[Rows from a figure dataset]
◇ ◇ ◇

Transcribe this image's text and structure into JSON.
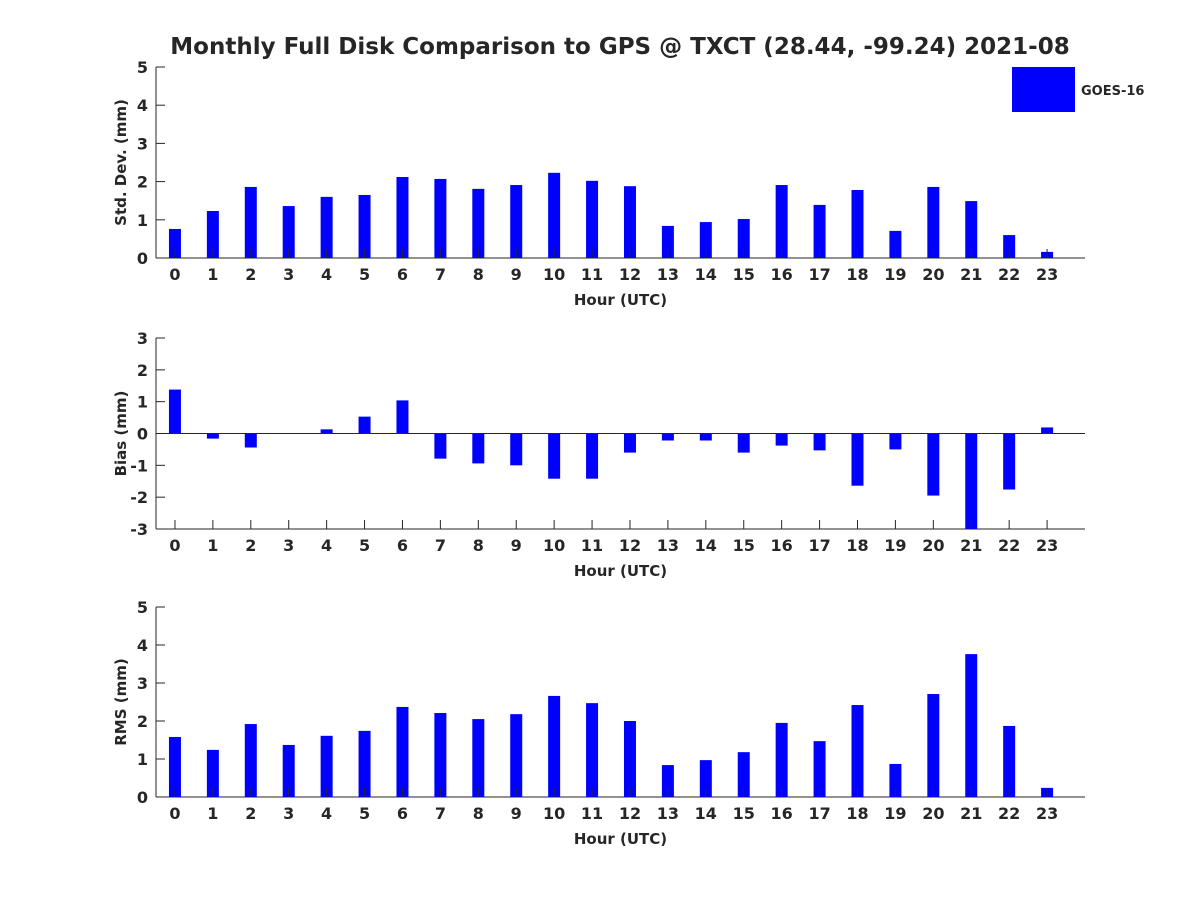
{
  "chart_data": {
    "type": "bar",
    "title": "Monthly Full Disk Comparison to GPS @ TXCT (28.44, -99.24) 2021-08",
    "legend": {
      "entries": [
        "GOES-16"
      ],
      "placement": "top-right"
    },
    "bar_color": "#0000ff",
    "categories": [
      0,
      1,
      2,
      3,
      4,
      5,
      6,
      7,
      8,
      9,
      10,
      11,
      12,
      13,
      14,
      15,
      16,
      17,
      18,
      19,
      20,
      21,
      22,
      23
    ],
    "panels": [
      {
        "ylabel": "Std. Dev. (mm)",
        "xlabel": "Hour (UTC)",
        "ylim": [
          0,
          5
        ],
        "yticks": [
          0,
          1,
          2,
          3,
          4,
          5
        ],
        "series": [
          {
            "name": "GOES-16",
            "values": [
              0.76,
              1.23,
              1.86,
              1.36,
              1.6,
              1.65,
              2.12,
              2.07,
              1.81,
              1.91,
              2.23,
              2.02,
              1.88,
              0.84,
              0.94,
              1.02,
              1.91,
              1.39,
              1.78,
              0.71,
              1.86,
              1.49,
              0.6,
              0.16
            ]
          }
        ]
      },
      {
        "ylabel": "Bias (mm)",
        "xlabel": "Hour (UTC)",
        "ylim": [
          -3,
          3
        ],
        "yticks": [
          -3,
          -2,
          -1,
          0,
          1,
          2,
          3
        ],
        "series": [
          {
            "name": "GOES-16",
            "values": [
              1.38,
              -0.16,
              -0.44,
              0,
              0.13,
              0.53,
              1.04,
              -0.79,
              -0.94,
              -1.0,
              -1.42,
              -1.42,
              -0.6,
              -0.22,
              -0.22,
              -0.6,
              -0.38,
              -0.53,
              -1.64,
              -0.5,
              -1.95,
              -3.44,
              -1.76,
              0.19
            ]
          }
        ]
      },
      {
        "ylabel": "RMS (mm)",
        "xlabel": "Hour (UTC)",
        "ylim": [
          0,
          5
        ],
        "yticks": [
          0,
          1,
          2,
          3,
          4,
          5
        ],
        "series": [
          {
            "name": "GOES-16",
            "values": [
              1.58,
              1.24,
              1.92,
              1.37,
              1.61,
              1.74,
              2.37,
              2.21,
              2.05,
              2.18,
              2.66,
              2.47,
              2.0,
              0.84,
              0.97,
              1.18,
              1.95,
              1.47,
              2.42,
              0.87,
              2.71,
              3.76,
              1.87,
              0.24
            ]
          }
        ]
      }
    ]
  }
}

◇ ◇ ◇

**WRITTEN EXERCISE**:
Go through the lines above. Select every one that has the string "ylabel".

**COMPLETE RESPONSE**:
        "ylabel": "Std. Dev. (mm)",
        "ylabel": "Bias (mm)",
        "ylabel": "RMS (mm)",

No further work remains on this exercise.